* AIM
Print the entries below word for word; the pictures stay out of your copy.

▼

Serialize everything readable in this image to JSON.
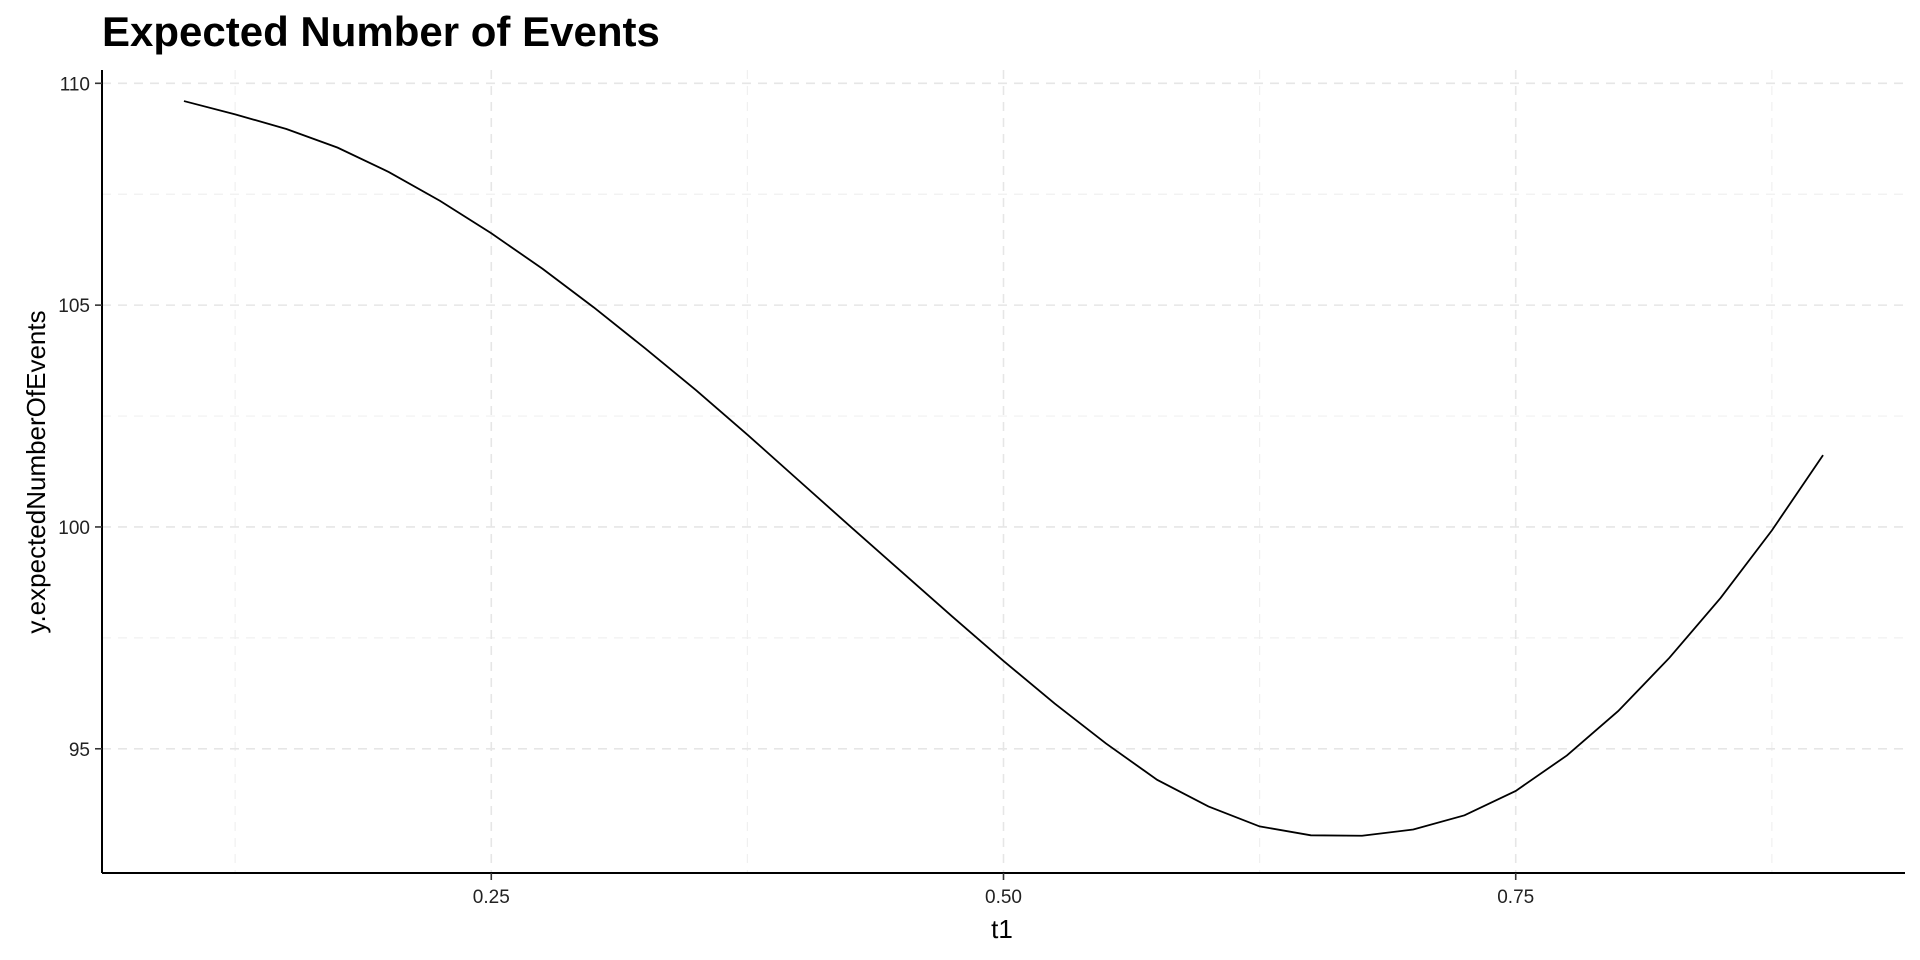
{
  "chart_data": {
    "type": "line",
    "title": "Expected Number of Events",
    "xlabel": "t1",
    "ylabel": "y.expectedNumberOfEvents",
    "xlim": [
      0.06,
      0.94
    ],
    "ylim": [
      92.2,
      110.3
    ],
    "x_ticks": [
      0.25,
      0.5,
      0.75
    ],
    "x_tick_labels": [
      "0.25",
      "0.50",
      "0.75"
    ],
    "x_minor_ticks": [
      0.125,
      0.375,
      0.625,
      0.875
    ],
    "y_ticks": [
      95,
      100,
      105,
      110
    ],
    "y_tick_labels": [
      "95",
      "100",
      "105",
      "110"
    ],
    "y_minor_ticks": [
      97.5,
      102.5,
      107.5
    ],
    "grid": true,
    "legend": "none",
    "series": [
      {
        "color": "#000000",
        "x": [
          0.1,
          0.125,
          0.15,
          0.175,
          0.2,
          0.225,
          0.25,
          0.275,
          0.3,
          0.325,
          0.35,
          0.375,
          0.4,
          0.425,
          0.45,
          0.475,
          0.5,
          0.525,
          0.55,
          0.575,
          0.6,
          0.625,
          0.65,
          0.675,
          0.7,
          0.725,
          0.75,
          0.775,
          0.8,
          0.825,
          0.85,
          0.875,
          0.9
        ],
        "values": [
          109.6,
          109.3,
          108.97,
          108.55,
          108.0,
          107.35,
          106.62,
          105.82,
          104.95,
          104.03,
          103.08,
          102.08,
          101.05,
          100.02,
          99.0,
          97.98,
          96.98,
          96.02,
          95.12,
          94.3,
          93.7,
          93.25,
          93.05,
          93.04,
          93.18,
          93.5,
          94.05,
          94.85,
          95.85,
          97.05,
          98.4,
          99.92,
          101.62
        ]
      }
    ]
  }
}
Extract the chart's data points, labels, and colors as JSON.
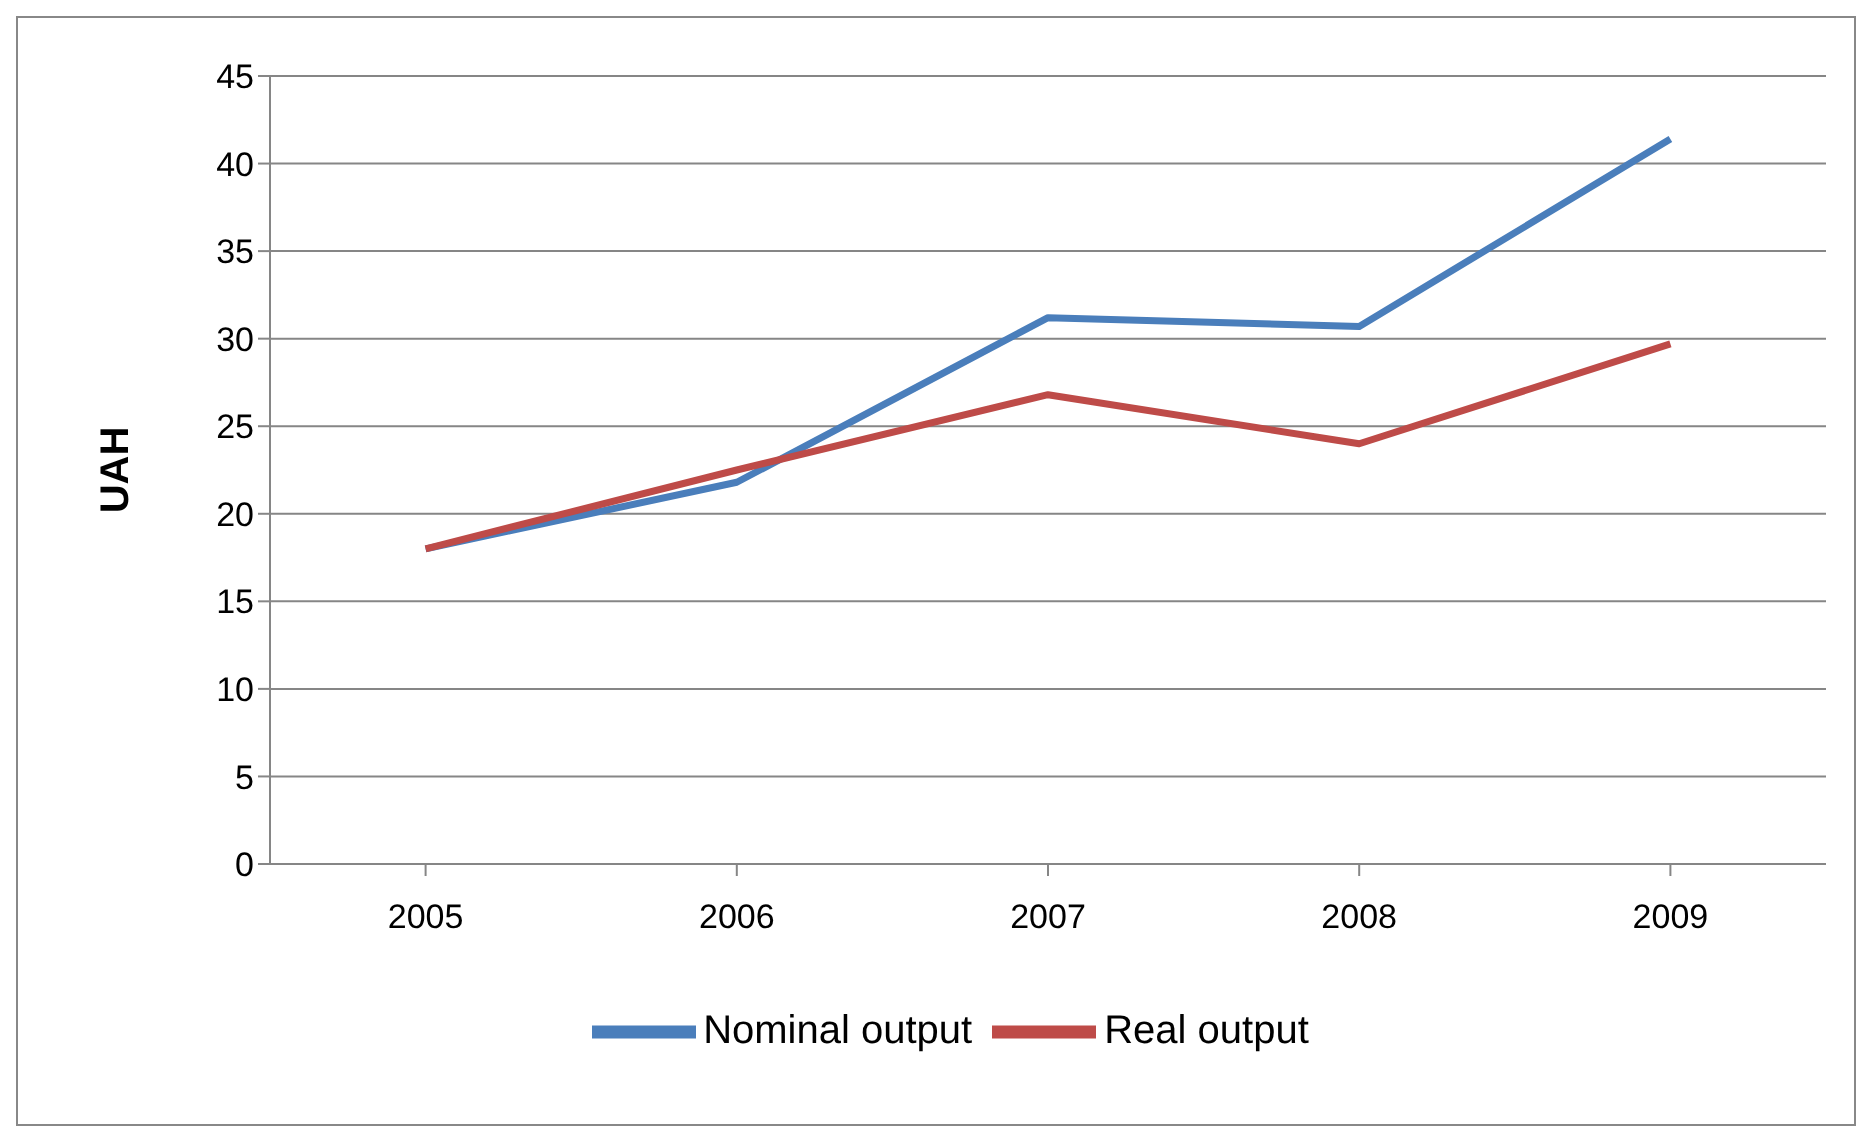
{
  "chart_data": {
    "type": "line",
    "ylabel": "UAH",
    "categories": [
      "2005",
      "2006",
      "2007",
      "2008",
      "2009"
    ],
    "series": [
      {
        "name": "Nominal output",
        "color": "#4a7ebb",
        "values": [
          18,
          21.8,
          31.2,
          30.7,
          41.4
        ]
      },
      {
        "name": "Real output",
        "color": "#be4b48",
        "values": [
          18,
          22.5,
          26.8,
          24,
          29.7
        ]
      }
    ],
    "ylim": [
      0,
      45
    ],
    "yticks": [
      0,
      5,
      10,
      15,
      20,
      25,
      30,
      35,
      40,
      45
    ],
    "grid": "y",
    "legend": "bottom",
    "marker": "none",
    "line_style": "solid"
  }
}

▲

* TASK RESPONSE
Serialize everything readable in this image to JSON.
{
  "chart_data": {
    "type": "line",
    "title": "Expected Number of Events",
    "xlabel": "t1",
    "ylabel": "y.expectedNumberOfEvents",
    "xlim": [
      0.06,
      0.94
    ],
    "ylim": [
      92.2,
      110.3
    ],
    "x_ticks": [
      0.25,
      0.5,
      0.75
    ],
    "x_tick_labels": [
      "0.25",
      "0.50",
      "0.75"
    ],
    "x_minor_ticks": [
      0.125,
      0.375,
      0.625,
      0.875
    ],
    "y_ticks": [
      95,
      100,
      105,
      110
    ],
    "y_tick_labels": [
      "95",
      "100",
      "105",
      "110"
    ],
    "y_minor_ticks": [
      97.5,
      102.5,
      107.5
    ],
    "grid": true,
    "legend": "none",
    "series": [
      {
        "color": "#000000",
        "x": [
          0.1,
          0.125,
          0.15,
          0.175,
          0.2,
          0.225,
          0.25,
          0.275,
          0.3,
          0.325,
          0.35,
          0.375,
          0.4,
          0.425,
          0.45,
          0.475,
          0.5,
          0.525,
          0.55,
          0.575,
          0.6,
          0.625,
          0.65,
          0.675,
          0.7,
          0.725,
          0.75,
          0.775,
          0.8,
          0.825,
          0.85,
          0.875,
          0.9
        ],
        "values": [
          109.6,
          109.3,
          108.97,
          108.55,
          108.0,
          107.35,
          106.62,
          105.82,
          104.95,
          104.03,
          103.08,
          102.08,
          101.05,
          100.02,
          99.0,
          97.98,
          96.98,
          96.02,
          95.12,
          94.3,
          93.7,
          93.25,
          93.05,
          93.04,
          93.18,
          93.5,
          94.05,
          94.85,
          95.85,
          97.05,
          98.4,
          99.92,
          101.62
        ]
      }
    ]
  }
}
Extract the chart's data points, labels, and colors as JSON.
{
  "chart_data": {
    "type": "line",
    "ylabel": "UAH",
    "categories": [
      "2005",
      "2006",
      "2007",
      "2008",
      "2009"
    ],
    "series": [
      {
        "name": "Nominal output",
        "color": "#4a7ebb",
        "values": [
          18,
          21.8,
          31.2,
          30.7,
          41.4
        ]
      },
      {
        "name": "Real output",
        "color": "#be4b48",
        "values": [
          18,
          22.5,
          26.8,
          24,
          29.7
        ]
      }
    ],
    "ylim": [
      0,
      45
    ],
    "yticks": [
      0,
      5,
      10,
      15,
      20,
      25,
      30,
      35,
      40,
      45
    ],
    "grid": "y",
    "legend": "bottom",
    "marker": "none",
    "line_style": "solid"
  }
}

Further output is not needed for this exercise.